Search the data below for "Drain"; list each line that holds it.

** START OF Entries provided **

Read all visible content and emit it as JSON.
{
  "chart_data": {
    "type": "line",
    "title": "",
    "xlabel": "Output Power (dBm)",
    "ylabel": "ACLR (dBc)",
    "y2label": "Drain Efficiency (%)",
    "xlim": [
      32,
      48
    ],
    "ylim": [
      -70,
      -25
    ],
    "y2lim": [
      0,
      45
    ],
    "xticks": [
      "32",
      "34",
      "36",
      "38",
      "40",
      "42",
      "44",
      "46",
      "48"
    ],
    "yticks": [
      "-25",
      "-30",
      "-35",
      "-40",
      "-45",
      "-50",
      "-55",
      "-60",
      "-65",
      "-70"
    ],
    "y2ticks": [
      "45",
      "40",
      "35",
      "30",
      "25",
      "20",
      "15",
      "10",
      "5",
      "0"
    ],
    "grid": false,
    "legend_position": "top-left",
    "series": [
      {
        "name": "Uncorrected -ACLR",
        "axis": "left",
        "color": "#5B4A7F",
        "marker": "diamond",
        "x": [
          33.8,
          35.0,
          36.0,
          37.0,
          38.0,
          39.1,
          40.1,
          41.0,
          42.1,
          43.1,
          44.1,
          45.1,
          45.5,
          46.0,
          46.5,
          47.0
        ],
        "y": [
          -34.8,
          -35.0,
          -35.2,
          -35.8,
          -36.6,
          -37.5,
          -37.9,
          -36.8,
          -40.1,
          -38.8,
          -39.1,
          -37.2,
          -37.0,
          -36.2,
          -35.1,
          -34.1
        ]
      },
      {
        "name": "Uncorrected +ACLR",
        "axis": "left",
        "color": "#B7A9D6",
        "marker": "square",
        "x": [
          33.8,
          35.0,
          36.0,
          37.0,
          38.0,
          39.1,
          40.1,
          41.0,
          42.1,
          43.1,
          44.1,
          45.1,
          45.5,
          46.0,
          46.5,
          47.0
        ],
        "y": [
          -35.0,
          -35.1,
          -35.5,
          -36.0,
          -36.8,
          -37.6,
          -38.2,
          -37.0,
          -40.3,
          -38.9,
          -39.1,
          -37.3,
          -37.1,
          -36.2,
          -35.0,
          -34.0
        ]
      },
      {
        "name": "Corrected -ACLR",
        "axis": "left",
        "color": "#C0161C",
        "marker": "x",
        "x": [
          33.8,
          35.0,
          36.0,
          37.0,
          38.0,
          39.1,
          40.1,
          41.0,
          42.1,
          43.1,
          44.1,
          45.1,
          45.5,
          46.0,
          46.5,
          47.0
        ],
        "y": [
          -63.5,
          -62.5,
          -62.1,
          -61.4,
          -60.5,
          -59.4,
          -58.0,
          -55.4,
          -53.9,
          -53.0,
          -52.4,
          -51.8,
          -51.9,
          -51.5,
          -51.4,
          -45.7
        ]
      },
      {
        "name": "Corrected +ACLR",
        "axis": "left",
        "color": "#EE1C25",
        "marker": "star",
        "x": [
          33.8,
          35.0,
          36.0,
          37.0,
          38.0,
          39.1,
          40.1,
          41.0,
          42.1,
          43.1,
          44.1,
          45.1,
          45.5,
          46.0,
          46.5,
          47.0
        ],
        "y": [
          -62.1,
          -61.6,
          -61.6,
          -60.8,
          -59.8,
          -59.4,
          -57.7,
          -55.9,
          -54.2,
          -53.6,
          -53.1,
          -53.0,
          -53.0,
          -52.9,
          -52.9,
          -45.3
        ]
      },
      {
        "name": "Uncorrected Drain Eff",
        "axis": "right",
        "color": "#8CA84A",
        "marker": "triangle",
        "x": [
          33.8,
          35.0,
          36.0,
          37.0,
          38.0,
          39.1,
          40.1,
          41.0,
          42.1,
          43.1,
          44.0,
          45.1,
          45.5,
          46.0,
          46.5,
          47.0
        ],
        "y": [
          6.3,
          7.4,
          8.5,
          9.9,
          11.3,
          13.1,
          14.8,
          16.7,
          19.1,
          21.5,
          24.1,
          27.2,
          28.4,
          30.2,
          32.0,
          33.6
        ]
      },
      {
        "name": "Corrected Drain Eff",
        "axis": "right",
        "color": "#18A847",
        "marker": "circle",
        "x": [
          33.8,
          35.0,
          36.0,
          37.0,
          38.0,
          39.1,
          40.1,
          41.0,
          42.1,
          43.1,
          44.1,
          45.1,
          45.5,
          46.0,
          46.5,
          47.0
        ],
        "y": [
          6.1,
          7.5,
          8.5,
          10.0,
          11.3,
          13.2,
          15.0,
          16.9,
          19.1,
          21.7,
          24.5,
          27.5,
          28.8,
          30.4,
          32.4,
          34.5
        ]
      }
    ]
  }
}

** END OF Entries provided **

Task response.
    "y2label": "Drain Efficiency (%)",
        "name": "Uncorrected Drain Eff",
        "name": "Corrected Drain Eff",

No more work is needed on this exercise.